Aim of the exercise =>
Return every line below as is, leaving out the pictures.

(Figure content listings)
================
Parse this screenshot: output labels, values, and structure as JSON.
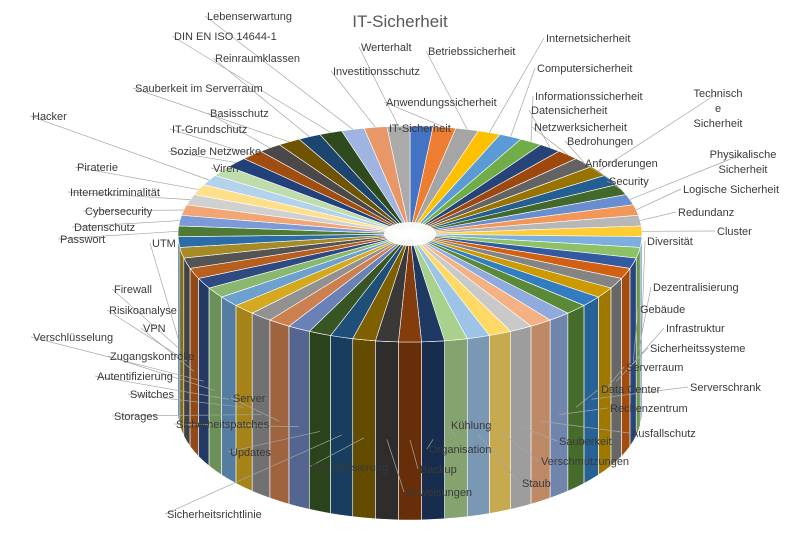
{
  "chart_data": {
    "type": "pie",
    "title": "IT-Sicherheit",
    "legend": "none",
    "categories": [
      "IT-Sicherheit",
      "Anwendungssicherheit",
      "Betriebssicherheit",
      "Internetsicherheit",
      "Computersicherheit",
      "Informationssicherheit",
      "Datensicherheit",
      "Netzwerksicherheit",
      "Bedrohungen",
      "Technische Sicherheit",
      "Anforderungen",
      "Security",
      "Physikalische Sicherheit",
      "Logische Sicherheit",
      "Redundanz",
      "Cluster",
      "Diversität",
      "Dezentralisierung",
      "Gebäude",
      "Infrastruktur",
      "Sicherheitssysteme",
      "Serverraum",
      "Serverschrank",
      "Data Center",
      "Rechenzentrum",
      "Ausfallschutz",
      "Sauberkeit",
      "Verschmutzungen",
      "Staub",
      "Kühlung",
      "Organisation",
      "Backup",
      "Anweisungen",
      "Sensibilisierung",
      "Sicherheitsrichtlinie",
      "Updates",
      "Sicherheitspatches",
      "Server",
      "Storages",
      "Switches",
      "Autentifizierung",
      "Zugangskontrolle",
      "Verschlüsselung",
      "VPN",
      "Risikoanalyse",
      "Firewall",
      "UTM",
      "Passwort",
      "Datenschutz",
      "Cybersecurity",
      "Internetkriminalität",
      "Piraterie",
      "Hacker",
      "Viren",
      "Soziale Netzwerke",
      "IT-Grundschutz",
      "Basisschutz",
      "Sauberkeit im Serverraum",
      "Reinraumklassen",
      "DIN EN ISO 14644-1",
      "Lebenserwartung",
      "Investitionsschutz",
      "Werterhalt"
    ],
    "values": [
      1,
      1,
      1,
      1,
      1,
      1,
      1,
      1,
      1,
      1,
      1,
      1,
      1,
      1,
      1,
      1,
      1,
      1,
      1,
      1,
      1,
      1,
      1,
      1,
      1,
      1,
      1,
      1,
      1,
      1,
      1,
      1,
      1,
      1,
      1,
      1,
      1,
      1,
      1,
      1,
      1,
      1,
      1,
      1,
      1,
      1,
      1,
      1,
      1,
      1,
      1,
      1,
      1,
      1,
      1,
      1,
      1,
      1,
      1,
      1,
      1,
      1,
      1
    ],
    "colors": [
      "#4472C4",
      "#ED7D31",
      "#A5A5A5",
      "#FFC000",
      "#5B9BD5",
      "#70AD47",
      "#264478",
      "#9E480E",
      "#636363",
      "#997300",
      "#255E91",
      "#43682B",
      "#698ED0",
      "#F1975A",
      "#B7B7B7",
      "#FFCD33",
      "#7CAFDD",
      "#8CC168",
      "#335AA1",
      "#D26012",
      "#848484",
      "#CC9A00",
      "#327DC2",
      "#5A8A39",
      "#8FAADC",
      "#F4B183",
      "#C9C9C9",
      "#FFD966",
      "#9DC3E6",
      "#A9D18E",
      "#1F3864",
      "#843C0C",
      "#3B3838",
      "#7F6000",
      "#1F4E79",
      "#375623",
      "#6A81B8",
      "#CC8050",
      "#919191",
      "#D4A81F",
      "#6CA0CF",
      "#8AB870",
      "#2E4A80",
      "#B85E1E",
      "#545454",
      "#A68A26",
      "#2C6CA8",
      "#4F7A35",
      "#7A9BD8",
      "#F2A575",
      "#D0D0D0",
      "#FFE08A",
      "#B4D2EC",
      "#BFDCAC",
      "#22407A",
      "#A04E10",
      "#4A4848",
      "#6E5400",
      "#1C4570",
      "#2F4B1E",
      "#9FB4E0",
      "#E89868",
      "#AAAAAA"
    ]
  }
}
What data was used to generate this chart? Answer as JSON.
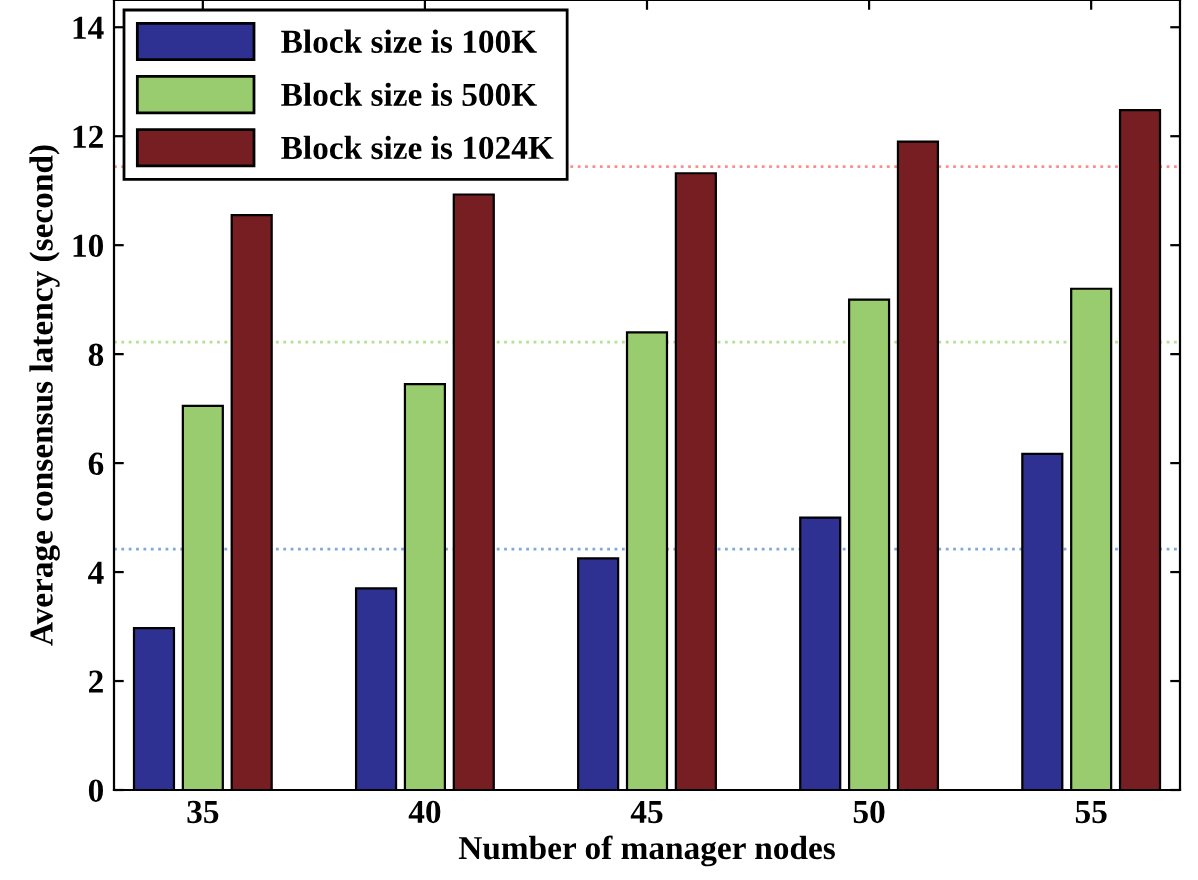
{
  "chart_data": {
    "type": "bar",
    "xlabel": "Number of manager nodes",
    "ylabel": "Average consensus latency (second)",
    "categories": [
      "35",
      "40",
      "45",
      "50",
      "55"
    ],
    "series": [
      {
        "name": "Block size is 100K",
        "color": "#2e3192",
        "values": [
          2.97,
          3.7,
          4.25,
          5.0,
          6.17
        ]
      },
      {
        "name": "Block size is 500K",
        "color": "#98cc6e",
        "values": [
          7.05,
          7.45,
          8.4,
          9.0,
          9.2
        ]
      },
      {
        "name": "Block size is 1024K",
        "color": "#761e22",
        "values": [
          10.55,
          10.93,
          11.32,
          11.9,
          12.48
        ]
      }
    ],
    "ylim": [
      0,
      14.5
    ],
    "yticks": [
      0,
      2,
      4,
      6,
      8,
      10,
      12,
      14
    ],
    "grid": false,
    "legend": "top left",
    "ref_lines": [
      {
        "axis": "y",
        "value": 4.42,
        "color": "#7fa8dc",
        "line_style": "dotted"
      },
      {
        "axis": "y",
        "value": 8.22,
        "color": "#b5e08e",
        "line_style": "dotted"
      },
      {
        "axis": "y",
        "value": 11.44,
        "color": "#ff8c8c",
        "line_style": "dotted"
      }
    ]
  }
}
================
The completed task =>
Parse this screenshot: output labels, values, and structure as JSON.
{
  "chart_data": {
    "type": "pie",
    "title": "IT-Sicherheit",
    "legend": "none",
    "categories": [
      "IT-Sicherheit",
      "Anwendungssicherheit",
      "Betriebssicherheit",
      "Internetsicherheit",
      "Computersicherheit",
      "Informationssicherheit",
      "Datensicherheit",
      "Netzwerksicherheit",
      "Bedrohungen",
      "Technische Sicherheit",
      "Anforderungen",
      "Security",
      "Physikalische Sicherheit",
      "Logische Sicherheit",
      "Redundanz",
      "Cluster",
      "Diversität",
      "Dezentralisierung",
      "Gebäude",
      "Infrastruktur",
      "Sicherheitssysteme",
      "Serverraum",
      "Serverschrank",
      "Data Center",
      "Rechenzentrum",
      "Ausfallschutz",
      "Sauberkeit",
      "Verschmutzungen",
      "Staub",
      "Kühlung",
      "Organisation",
      "Backup",
      "Anweisungen",
      "Sensibilisierung",
      "Sicherheitsrichtlinie",
      "Updates",
      "Sicherheitspatches",
      "Server",
      "Storages",
      "Switches",
      "Autentifizierung",
      "Zugangskontrolle",
      "Verschlüsselung",
      "VPN",
      "Risikoanalyse",
      "Firewall",
      "UTM",
      "Passwort",
      "Datenschutz",
      "Cybersecurity",
      "Internetkriminalität",
      "Piraterie",
      "Hacker",
      "Viren",
      "Soziale Netzwerke",
      "IT-Grundschutz",
      "Basisschutz",
      "Sauberkeit im Serverraum",
      "Reinraumklassen",
      "DIN EN ISO 14644-1",
      "Lebenserwartung",
      "Investitionsschutz",
      "Werterhalt"
    ],
    "values": [
      1,
      1,
      1,
      1,
      1,
      1,
      1,
      1,
      1,
      1,
      1,
      1,
      1,
      1,
      1,
      1,
      1,
      1,
      1,
      1,
      1,
      1,
      1,
      1,
      1,
      1,
      1,
      1,
      1,
      1,
      1,
      1,
      1,
      1,
      1,
      1,
      1,
      1,
      1,
      1,
      1,
      1,
      1,
      1,
      1,
      1,
      1,
      1,
      1,
      1,
      1,
      1,
      1,
      1,
      1,
      1,
      1,
      1,
      1,
      1,
      1,
      1,
      1
    ],
    "colors": [
      "#4472C4",
      "#ED7D31",
      "#A5A5A5",
      "#FFC000",
      "#5B9BD5",
      "#70AD47",
      "#264478",
      "#9E480E",
      "#636363",
      "#997300",
      "#255E91",
      "#43682B",
      "#698ED0",
      "#F1975A",
      "#B7B7B7",
      "#FFCD33",
      "#7CAFDD",
      "#8CC168",
      "#335AA1",
      "#D26012",
      "#848484",
      "#CC9A00",
      "#327DC2",
      "#5A8A39",
      "#8FAADC",
      "#F4B183",
      "#C9C9C9",
      "#FFD966",
      "#9DC3E6",
      "#A9D18E",
      "#1F3864",
      "#843C0C",
      "#3B3838",
      "#7F6000",
      "#1F4E79",
      "#375623",
      "#6A81B8",
      "#CC8050",
      "#919191",
      "#D4A81F",
      "#6CA0CF",
      "#8AB870",
      "#2E4A80",
      "#B85E1E",
      "#545454",
      "#A68A26",
      "#2C6CA8",
      "#4F7A35",
      "#7A9BD8",
      "#F2A575",
      "#D0D0D0",
      "#FFE08A",
      "#B4D2EC",
      "#BFDCAC",
      "#22407A",
      "#A04E10",
      "#4A4848",
      "#6E5400",
      "#1C4570",
      "#2F4B1E",
      "#9FB4E0",
      "#E89868",
      "#AAAAAA"
    ]
  }
}
What data was used to generate this chart? Answer as JSON.
{
  "chart_data": {
    "type": "bar",
    "xlabel": "Number of manager nodes",
    "ylabel": "Average consensus latency (second)",
    "categories": [
      "35",
      "40",
      "45",
      "50",
      "55"
    ],
    "series": [
      {
        "name": "Block size is 100K",
        "color": "#2e3192",
        "values": [
          2.97,
          3.7,
          4.25,
          5.0,
          6.17
        ]
      },
      {
        "name": "Block size is 500K",
        "color": "#98cc6e",
        "values": [
          7.05,
          7.45,
          8.4,
          9.0,
          9.2
        ]
      },
      {
        "name": "Block size is 1024K",
        "color": "#761e22",
        "values": [
          10.55,
          10.93,
          11.32,
          11.9,
          12.48
        ]
      }
    ],
    "ylim": [
      0,
      14.5
    ],
    "yticks": [
      0,
      2,
      4,
      6,
      8,
      10,
      12,
      14
    ],
    "grid": false,
    "legend": "top left",
    "ref_lines": [
      {
        "axis": "y",
        "value": 4.42,
        "color": "#7fa8dc",
        "line_style": "dotted"
      },
      {
        "axis": "y",
        "value": 8.22,
        "color": "#b5e08e",
        "line_style": "dotted"
      },
      {
        "axis": "y",
        "value": 11.44,
        "color": "#ff8c8c",
        "line_style": "dotted"
      }
    ]
  }
}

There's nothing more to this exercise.